**Work to be completed:** Identify the lines that contain the string "label" and copy all of them.

**Records for processing:**
---------------

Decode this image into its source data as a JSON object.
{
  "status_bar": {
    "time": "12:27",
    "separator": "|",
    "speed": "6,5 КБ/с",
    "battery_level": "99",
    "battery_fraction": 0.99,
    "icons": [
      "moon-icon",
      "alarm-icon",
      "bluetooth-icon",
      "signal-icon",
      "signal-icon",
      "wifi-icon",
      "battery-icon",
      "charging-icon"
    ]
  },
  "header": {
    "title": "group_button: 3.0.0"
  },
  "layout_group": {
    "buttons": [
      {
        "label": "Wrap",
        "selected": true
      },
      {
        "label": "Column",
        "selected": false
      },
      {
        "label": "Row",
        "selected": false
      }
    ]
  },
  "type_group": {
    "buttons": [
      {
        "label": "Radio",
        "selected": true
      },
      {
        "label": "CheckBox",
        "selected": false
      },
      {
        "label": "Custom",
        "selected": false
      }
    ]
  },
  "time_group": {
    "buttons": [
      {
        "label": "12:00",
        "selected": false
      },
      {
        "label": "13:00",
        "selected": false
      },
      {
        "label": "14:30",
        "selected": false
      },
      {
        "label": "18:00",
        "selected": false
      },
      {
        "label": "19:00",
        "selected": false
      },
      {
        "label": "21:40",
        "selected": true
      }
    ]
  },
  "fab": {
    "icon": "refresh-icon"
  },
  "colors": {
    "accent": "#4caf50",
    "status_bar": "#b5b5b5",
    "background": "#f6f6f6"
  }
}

---------------

**Task answer:**
        "label": "Wrap",
        "label": "Column",
        "label": "Row",
        "label": "Radio",
        "label": "CheckBox",
        "label": "Custom",
        "label": "12:00",
        "label": "13:00",
        "label": "14:30",
        "label": "18:00",
        "label": "19:00",
        "label": "21:40",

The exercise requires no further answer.